Exercise objective = Go through the entries below, tally each line with the string "canal", and give the final number by itself.

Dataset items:
======
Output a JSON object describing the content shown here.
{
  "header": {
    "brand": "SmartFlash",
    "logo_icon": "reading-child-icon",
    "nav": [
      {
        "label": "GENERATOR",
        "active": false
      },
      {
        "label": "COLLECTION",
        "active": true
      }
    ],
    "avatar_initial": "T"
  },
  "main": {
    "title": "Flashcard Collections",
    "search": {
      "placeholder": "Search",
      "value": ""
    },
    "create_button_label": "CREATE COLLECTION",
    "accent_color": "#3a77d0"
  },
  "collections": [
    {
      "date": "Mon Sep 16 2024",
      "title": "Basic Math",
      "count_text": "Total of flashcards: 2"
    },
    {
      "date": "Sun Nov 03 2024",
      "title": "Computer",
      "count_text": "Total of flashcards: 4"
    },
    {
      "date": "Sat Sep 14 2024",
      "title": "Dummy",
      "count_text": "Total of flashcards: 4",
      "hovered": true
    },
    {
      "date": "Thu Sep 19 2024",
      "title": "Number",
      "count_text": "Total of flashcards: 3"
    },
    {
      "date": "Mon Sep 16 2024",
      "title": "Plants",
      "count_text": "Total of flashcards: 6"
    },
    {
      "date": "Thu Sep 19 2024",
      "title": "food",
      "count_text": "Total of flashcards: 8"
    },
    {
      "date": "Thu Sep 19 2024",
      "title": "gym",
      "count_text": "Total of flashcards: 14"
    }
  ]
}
======
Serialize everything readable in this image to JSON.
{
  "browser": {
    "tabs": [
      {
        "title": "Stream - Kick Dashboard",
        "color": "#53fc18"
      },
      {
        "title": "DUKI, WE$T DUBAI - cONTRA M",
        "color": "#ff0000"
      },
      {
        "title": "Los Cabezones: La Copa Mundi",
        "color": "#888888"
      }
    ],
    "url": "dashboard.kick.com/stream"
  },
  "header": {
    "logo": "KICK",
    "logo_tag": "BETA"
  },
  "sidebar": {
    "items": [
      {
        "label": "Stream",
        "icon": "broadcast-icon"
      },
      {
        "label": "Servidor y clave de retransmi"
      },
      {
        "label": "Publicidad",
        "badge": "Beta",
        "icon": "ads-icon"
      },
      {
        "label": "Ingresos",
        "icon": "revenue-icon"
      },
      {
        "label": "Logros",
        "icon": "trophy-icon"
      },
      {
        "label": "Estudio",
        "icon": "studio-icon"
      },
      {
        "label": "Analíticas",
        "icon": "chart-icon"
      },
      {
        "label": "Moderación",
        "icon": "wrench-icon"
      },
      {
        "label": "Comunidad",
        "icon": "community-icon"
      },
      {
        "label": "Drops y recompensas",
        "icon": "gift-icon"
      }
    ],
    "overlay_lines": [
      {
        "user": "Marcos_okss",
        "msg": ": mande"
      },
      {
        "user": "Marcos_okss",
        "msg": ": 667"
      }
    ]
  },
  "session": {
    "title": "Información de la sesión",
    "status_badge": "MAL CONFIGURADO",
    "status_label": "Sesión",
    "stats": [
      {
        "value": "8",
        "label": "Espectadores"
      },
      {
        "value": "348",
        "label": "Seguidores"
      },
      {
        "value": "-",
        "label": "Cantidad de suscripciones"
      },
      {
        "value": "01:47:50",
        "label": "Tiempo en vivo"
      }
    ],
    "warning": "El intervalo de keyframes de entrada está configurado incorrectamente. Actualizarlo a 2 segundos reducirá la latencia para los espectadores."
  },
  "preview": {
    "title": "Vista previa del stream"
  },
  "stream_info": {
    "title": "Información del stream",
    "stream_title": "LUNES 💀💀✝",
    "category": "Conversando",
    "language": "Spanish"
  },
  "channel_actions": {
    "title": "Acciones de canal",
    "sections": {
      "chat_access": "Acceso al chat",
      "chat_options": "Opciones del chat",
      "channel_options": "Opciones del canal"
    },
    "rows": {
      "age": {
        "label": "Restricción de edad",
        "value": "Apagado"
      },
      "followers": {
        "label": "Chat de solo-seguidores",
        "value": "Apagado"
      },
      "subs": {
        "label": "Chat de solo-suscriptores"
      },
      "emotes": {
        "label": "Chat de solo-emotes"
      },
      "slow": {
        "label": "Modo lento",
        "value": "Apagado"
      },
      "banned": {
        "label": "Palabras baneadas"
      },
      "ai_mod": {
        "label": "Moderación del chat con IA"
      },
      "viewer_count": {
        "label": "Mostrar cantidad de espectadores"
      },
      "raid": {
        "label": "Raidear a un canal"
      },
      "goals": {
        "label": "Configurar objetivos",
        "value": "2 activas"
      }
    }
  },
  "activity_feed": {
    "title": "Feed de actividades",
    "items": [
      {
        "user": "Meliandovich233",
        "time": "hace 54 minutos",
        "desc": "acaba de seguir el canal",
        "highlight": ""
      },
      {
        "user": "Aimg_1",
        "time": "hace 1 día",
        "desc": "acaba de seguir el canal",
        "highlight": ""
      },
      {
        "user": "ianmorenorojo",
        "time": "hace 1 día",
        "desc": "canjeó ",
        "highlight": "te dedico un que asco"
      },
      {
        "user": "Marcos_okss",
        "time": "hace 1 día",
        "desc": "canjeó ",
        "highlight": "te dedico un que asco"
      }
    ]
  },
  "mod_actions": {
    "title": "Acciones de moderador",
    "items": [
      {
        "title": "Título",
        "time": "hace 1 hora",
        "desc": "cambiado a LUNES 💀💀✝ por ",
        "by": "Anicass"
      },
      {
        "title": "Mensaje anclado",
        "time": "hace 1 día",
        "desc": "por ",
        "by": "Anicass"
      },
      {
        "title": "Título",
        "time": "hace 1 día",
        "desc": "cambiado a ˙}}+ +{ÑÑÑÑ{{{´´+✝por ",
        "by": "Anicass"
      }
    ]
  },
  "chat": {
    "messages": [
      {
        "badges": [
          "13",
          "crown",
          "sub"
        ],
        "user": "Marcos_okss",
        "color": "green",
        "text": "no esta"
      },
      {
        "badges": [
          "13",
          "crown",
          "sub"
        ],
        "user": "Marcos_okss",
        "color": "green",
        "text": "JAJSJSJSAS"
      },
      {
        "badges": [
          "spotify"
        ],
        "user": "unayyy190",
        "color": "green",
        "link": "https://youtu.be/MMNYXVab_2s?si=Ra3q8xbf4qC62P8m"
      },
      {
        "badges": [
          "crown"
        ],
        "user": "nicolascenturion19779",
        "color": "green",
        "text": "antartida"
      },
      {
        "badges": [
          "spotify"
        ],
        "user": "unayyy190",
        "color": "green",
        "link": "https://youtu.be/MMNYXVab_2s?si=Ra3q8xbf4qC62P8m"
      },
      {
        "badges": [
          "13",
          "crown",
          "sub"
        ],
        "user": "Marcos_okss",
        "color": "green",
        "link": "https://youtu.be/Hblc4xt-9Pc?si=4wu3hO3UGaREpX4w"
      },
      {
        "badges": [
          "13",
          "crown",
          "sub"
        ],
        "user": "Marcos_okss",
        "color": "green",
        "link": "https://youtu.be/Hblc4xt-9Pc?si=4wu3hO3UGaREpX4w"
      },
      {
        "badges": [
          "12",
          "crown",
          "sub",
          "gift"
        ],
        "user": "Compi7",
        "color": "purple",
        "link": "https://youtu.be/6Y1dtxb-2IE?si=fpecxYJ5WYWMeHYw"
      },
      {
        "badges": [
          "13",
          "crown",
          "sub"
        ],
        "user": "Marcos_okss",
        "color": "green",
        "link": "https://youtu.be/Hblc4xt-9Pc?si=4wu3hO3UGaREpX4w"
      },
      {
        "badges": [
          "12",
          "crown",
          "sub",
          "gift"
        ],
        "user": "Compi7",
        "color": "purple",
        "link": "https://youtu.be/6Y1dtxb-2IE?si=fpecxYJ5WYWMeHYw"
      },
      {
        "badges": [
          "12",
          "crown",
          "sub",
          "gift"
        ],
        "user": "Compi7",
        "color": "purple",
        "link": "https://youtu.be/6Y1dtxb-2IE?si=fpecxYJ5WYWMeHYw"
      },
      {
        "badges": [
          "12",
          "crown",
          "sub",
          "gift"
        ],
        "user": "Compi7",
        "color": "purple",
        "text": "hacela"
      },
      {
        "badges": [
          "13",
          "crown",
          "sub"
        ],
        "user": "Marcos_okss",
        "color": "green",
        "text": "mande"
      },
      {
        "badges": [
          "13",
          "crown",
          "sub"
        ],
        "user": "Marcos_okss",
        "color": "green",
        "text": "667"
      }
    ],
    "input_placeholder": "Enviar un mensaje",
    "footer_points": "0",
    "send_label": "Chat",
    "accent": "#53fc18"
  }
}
======
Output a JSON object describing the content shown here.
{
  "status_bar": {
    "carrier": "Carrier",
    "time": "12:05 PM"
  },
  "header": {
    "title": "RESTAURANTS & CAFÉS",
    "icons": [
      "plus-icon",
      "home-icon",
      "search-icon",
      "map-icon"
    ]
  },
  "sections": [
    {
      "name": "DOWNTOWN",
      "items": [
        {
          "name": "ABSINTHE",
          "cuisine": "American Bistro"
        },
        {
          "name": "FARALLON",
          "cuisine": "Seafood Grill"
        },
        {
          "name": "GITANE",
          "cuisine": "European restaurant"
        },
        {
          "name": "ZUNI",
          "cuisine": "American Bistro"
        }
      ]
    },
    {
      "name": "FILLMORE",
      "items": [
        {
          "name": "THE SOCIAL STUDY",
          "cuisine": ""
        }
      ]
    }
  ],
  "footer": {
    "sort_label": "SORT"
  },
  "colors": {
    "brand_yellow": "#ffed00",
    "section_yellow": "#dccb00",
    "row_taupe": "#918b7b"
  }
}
======
Worked answer = 5